▶ _MATERIAL FOR THIS TASK_:
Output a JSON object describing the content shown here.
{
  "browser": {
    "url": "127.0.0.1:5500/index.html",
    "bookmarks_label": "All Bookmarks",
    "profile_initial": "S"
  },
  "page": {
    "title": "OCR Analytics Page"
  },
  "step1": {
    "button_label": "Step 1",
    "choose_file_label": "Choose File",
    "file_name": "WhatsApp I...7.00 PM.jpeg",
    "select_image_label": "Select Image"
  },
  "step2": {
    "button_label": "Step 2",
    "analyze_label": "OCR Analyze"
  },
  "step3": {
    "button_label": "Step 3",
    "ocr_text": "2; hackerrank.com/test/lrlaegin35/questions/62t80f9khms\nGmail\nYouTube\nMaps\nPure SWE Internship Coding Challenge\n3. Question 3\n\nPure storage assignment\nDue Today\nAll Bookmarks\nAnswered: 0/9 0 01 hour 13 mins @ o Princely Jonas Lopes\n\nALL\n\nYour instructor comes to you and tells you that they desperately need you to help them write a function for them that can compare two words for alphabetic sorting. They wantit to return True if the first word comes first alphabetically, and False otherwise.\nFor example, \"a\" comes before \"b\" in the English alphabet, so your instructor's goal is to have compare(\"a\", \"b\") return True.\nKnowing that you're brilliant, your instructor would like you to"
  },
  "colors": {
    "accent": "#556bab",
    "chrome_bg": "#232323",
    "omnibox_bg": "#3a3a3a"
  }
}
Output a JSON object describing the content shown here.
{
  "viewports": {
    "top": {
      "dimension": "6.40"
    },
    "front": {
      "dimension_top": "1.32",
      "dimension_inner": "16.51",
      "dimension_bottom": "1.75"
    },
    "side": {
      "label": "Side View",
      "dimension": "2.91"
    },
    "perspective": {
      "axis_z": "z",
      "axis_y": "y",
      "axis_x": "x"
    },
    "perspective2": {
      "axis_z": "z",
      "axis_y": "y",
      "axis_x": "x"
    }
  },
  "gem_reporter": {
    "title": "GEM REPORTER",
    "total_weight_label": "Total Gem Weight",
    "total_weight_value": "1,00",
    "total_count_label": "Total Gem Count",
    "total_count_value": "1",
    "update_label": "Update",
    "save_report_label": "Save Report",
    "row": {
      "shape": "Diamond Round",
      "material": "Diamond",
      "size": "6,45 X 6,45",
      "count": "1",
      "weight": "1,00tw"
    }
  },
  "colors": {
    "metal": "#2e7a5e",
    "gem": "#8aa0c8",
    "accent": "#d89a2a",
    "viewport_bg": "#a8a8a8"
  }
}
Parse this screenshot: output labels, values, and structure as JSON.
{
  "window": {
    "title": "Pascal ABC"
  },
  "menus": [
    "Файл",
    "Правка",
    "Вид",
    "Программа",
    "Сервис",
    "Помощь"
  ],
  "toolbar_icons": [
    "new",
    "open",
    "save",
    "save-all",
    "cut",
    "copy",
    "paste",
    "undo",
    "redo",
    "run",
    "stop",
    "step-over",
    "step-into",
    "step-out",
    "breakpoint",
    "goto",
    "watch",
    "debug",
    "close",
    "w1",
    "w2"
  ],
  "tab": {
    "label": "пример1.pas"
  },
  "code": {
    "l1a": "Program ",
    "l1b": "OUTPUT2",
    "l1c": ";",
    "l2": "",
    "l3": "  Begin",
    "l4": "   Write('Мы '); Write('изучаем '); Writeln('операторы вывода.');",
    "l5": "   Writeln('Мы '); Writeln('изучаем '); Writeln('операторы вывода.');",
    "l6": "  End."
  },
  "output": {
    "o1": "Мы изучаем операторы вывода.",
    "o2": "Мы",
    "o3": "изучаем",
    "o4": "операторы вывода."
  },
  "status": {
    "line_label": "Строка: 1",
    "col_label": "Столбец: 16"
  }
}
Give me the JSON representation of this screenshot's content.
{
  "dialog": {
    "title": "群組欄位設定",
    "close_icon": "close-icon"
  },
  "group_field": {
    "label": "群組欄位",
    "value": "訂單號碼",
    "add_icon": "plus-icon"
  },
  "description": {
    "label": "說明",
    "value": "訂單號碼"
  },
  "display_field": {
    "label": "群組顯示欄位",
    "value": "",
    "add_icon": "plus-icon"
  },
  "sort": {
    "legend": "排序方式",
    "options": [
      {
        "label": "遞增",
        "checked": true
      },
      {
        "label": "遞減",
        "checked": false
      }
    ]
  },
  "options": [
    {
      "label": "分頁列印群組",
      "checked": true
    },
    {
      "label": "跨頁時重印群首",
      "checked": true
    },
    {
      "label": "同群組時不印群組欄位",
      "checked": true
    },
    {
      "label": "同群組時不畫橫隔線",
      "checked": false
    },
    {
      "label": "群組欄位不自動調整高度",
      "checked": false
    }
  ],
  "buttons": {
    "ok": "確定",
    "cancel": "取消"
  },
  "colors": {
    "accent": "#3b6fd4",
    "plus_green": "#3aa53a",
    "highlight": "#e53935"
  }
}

▶ _AIM OF THE TASK_: Copy out all of the records shown above exactly.

▶ _RESULT OF THE TASK_:
Output a JSON object describing the content shown here.
{
  "browser": {
    "url": "127.0.0.1:5500/index.html",
    "bookmarks_label": "All Bookmarks",
    "profile_initial": "S"
  },
  "page": {
    "title": "OCR Analytics Page"
  },
  "step1": {
    "button_label": "Step 1",
    "choose_file_label": "Choose File",
    "file_name": "WhatsApp I...7.00 PM.jpeg",
    "select_image_label": "Select Image"
  },
  "step2": {
    "button_label": "Step 2",
    "analyze_label": "OCR Analyze"
  },
  "step3": {
    "button_label": "Step 3",
    "ocr_text": "2; hackerrank.com/test/lrlaegin35/questions/62t80f9khms\nGmail\nYouTube\nMaps\nPure SWE Internship Coding Challenge\n3. Question 3\n\nPure storage assignment\nDue Today\nAll Bookmarks\nAnswered: 0/9 0 01 hour 13 mins @ o Princely Jonas Lopes\n\nALL\n\nYour instructor comes to you and tells you that they desperately need you to help them write a function for them that can compare two words for alphabetic sorting. They wantit to return True if the first word comes first alphabetically, and False otherwise.\nFor example, \"a\" comes before \"b\" in the English alphabet, so your instructor's goal is to have compare(\"a\", \"b\") return True.\nKnowing that you're brilliant, your instructor would like you to"
  },
  "colors": {
    "accent": "#556bab",
    "chrome_bg": "#232323",
    "omnibox_bg": "#3a3a3a"
  }
}
Output a JSON object describing the content shown here.
{
  "viewports": {
    "top": {
      "dimension": "6.40"
    },
    "front": {
      "dimension_top": "1.32",
      "dimension_inner": "16.51",
      "dimension_bottom": "1.75"
    },
    "side": {
      "label": "Side View",
      "dimension": "2.91"
    },
    "perspective": {
      "axis_z": "z",
      "axis_y": "y",
      "axis_x": "x"
    },
    "perspective2": {
      "axis_z": "z",
      "axis_y": "y",
      "axis_x": "x"
    }
  },
  "gem_reporter": {
    "title": "GEM REPORTER",
    "total_weight_label": "Total Gem Weight",
    "total_weight_value": "1,00",
    "total_count_label": "Total Gem Count",
    "total_count_value": "1",
    "update_label": "Update",
    "save_report_label": "Save Report",
    "row": {
      "shape": "Diamond Round",
      "material": "Diamond",
      "size": "6,45 X 6,45",
      "count": "1",
      "weight": "1,00tw"
    }
  },
  "colors": {
    "metal": "#2e7a5e",
    "gem": "#8aa0c8",
    "accent": "#d89a2a",
    "viewport_bg": "#a8a8a8"
  }
}
Parse this screenshot: output labels, values, and structure as JSON.
{
  "window": {
    "title": "Pascal ABC"
  },
  "menus": [
    "Файл",
    "Правка",
    "Вид",
    "Программа",
    "Сервис",
    "Помощь"
  ],
  "toolbar_icons": [
    "new",
    "open",
    "save",
    "save-all",
    "cut",
    "copy",
    "paste",
    "undo",
    "redo",
    "run",
    "stop",
    "step-over",
    "step-into",
    "step-out",
    "breakpoint",
    "goto",
    "watch",
    "debug",
    "close",
    "w1",
    "w2"
  ],
  "tab": {
    "label": "пример1.pas"
  },
  "code": {
    "l1a": "Program ",
    "l1b": "OUTPUT2",
    "l1c": ";",
    "l2": "",
    "l3": "  Begin",
    "l4": "   Write('Мы '); Write('изучаем '); Writeln('операторы вывода.');",
    "l5": "   Writeln('Мы '); Writeln('изучаем '); Writeln('операторы вывода.');",
    "l6": "  End."
  },
  "output": {
    "o1": "Мы изучаем операторы вывода.",
    "o2": "Мы",
    "o3": "изучаем",
    "o4": "операторы вывода."
  },
  "status": {
    "line_label": "Строка: 1",
    "col_label": "Столбец: 16"
  }
}
Give me the JSON representation of this screenshot's content.
{
  "dialog": {
    "title": "群組欄位設定",
    "close_icon": "close-icon"
  },
  "group_field": {
    "label": "群組欄位",
    "value": "訂單號碼",
    "add_icon": "plus-icon"
  },
  "description": {
    "label": "說明",
    "value": "訂單號碼"
  },
  "display_field": {
    "label": "群組顯示欄位",
    "value": "",
    "add_icon": "plus-icon"
  },
  "sort": {
    "legend": "排序方式",
    "options": [
      {
        "label": "遞增",
        "checked": true
      },
      {
        "label": "遞減",
        "checked": false
      }
    ]
  },
  "options": [
    {
      "label": "分頁列印群組",
      "checked": true
    },
    {
      "label": "跨頁時重印群首",
      "checked": true
    },
    {
      "label": "同群組時不印群組欄位",
      "checked": true
    },
    {
      "label": "同群組時不畫橫隔線",
      "checked": false
    },
    {
      "label": "群組欄位不自動調整高度",
      "checked": false
    }
  ],
  "buttons": {
    "ok": "確定",
    "cancel": "取消"
  },
  "colors": {
    "accent": "#3b6fd4",
    "plus_green": "#3aa53a",
    "highlight": "#e53935"
  }
}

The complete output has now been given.